Dataset records:
* Start *
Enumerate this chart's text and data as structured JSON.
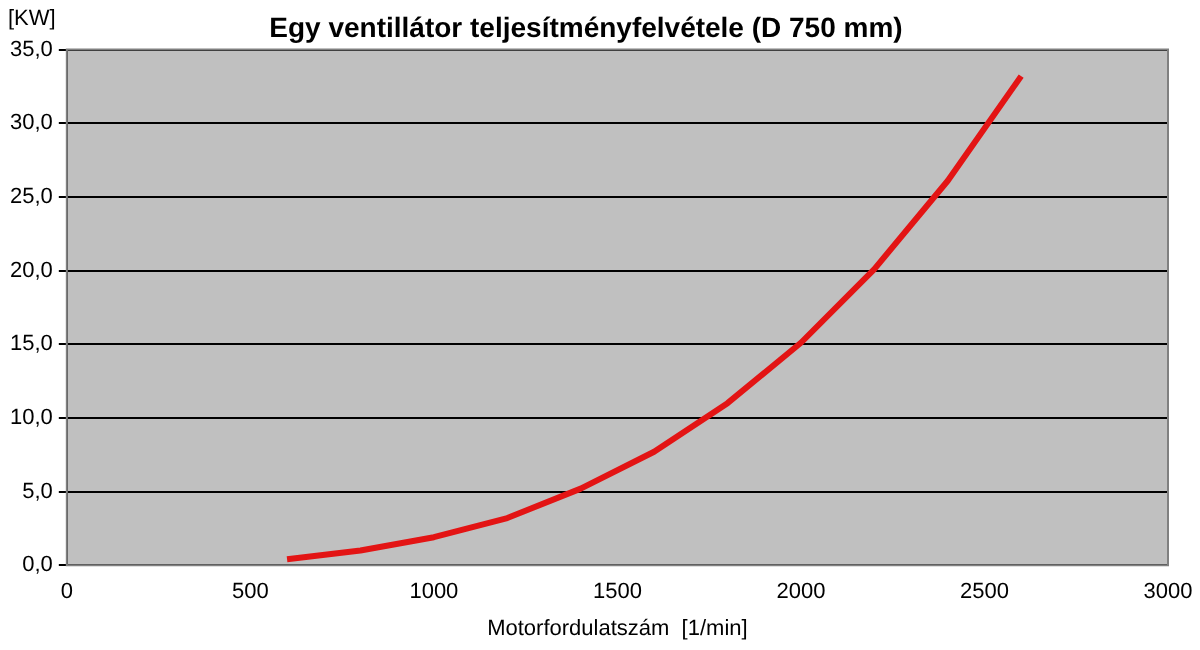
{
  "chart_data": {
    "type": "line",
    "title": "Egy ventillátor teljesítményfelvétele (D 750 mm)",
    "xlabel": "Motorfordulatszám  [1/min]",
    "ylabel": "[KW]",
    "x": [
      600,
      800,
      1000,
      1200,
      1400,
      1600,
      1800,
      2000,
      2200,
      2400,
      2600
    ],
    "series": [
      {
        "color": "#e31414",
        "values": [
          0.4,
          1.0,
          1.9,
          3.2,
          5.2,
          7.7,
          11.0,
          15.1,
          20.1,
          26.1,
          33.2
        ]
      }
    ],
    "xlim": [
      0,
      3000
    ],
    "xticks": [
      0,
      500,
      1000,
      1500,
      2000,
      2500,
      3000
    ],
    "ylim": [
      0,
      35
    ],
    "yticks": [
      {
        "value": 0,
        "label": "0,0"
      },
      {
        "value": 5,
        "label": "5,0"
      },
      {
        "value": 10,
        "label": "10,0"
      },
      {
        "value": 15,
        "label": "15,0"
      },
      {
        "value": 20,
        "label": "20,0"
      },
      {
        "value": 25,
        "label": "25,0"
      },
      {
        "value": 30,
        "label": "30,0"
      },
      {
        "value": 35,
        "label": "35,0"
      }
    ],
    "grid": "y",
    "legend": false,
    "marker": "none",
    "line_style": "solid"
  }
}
* End *
* Start *
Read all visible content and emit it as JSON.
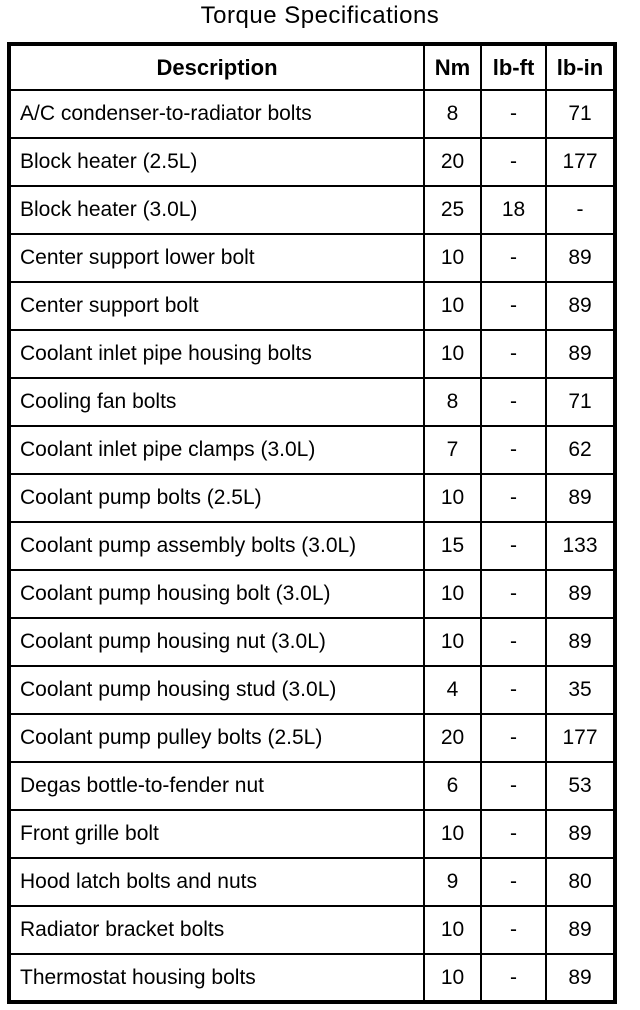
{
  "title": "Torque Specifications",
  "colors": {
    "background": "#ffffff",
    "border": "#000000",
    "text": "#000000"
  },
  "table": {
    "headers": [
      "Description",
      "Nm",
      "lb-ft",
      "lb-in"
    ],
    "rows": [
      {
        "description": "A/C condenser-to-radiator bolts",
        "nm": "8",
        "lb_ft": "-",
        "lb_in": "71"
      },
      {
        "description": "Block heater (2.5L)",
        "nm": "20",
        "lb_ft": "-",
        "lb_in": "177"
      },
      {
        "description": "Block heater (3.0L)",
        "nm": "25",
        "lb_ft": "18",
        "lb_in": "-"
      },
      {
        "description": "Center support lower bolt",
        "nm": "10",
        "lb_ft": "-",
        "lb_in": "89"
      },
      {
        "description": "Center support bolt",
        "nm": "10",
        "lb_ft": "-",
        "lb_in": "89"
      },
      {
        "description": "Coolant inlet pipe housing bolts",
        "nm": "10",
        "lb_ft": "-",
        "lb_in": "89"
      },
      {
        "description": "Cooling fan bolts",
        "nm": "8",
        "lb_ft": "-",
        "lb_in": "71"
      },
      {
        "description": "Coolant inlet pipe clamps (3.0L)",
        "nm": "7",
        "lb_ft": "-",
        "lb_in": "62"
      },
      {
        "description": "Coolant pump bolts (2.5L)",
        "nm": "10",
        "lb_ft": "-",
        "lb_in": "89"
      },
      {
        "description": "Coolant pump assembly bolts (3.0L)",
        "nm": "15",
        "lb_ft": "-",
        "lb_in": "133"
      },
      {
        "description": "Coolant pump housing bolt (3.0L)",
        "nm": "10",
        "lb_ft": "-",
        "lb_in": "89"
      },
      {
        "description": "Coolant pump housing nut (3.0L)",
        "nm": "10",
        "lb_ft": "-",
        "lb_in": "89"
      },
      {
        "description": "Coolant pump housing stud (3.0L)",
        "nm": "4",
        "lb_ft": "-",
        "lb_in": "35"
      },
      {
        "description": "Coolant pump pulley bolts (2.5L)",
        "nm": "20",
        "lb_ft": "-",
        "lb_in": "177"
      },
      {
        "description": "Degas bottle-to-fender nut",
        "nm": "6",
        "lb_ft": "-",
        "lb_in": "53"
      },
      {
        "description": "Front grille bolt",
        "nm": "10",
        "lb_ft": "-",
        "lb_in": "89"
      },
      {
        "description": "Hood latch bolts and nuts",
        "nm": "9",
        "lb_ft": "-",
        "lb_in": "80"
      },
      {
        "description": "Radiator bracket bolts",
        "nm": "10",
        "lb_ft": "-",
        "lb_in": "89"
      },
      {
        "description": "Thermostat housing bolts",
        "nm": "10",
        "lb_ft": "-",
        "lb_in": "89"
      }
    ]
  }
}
* End *
Aim: From the listing above, collect each line in which the string "text" appears.

Response to this task:
Enumerate this chart's text and data as structured JSON.
    "text": "#000000"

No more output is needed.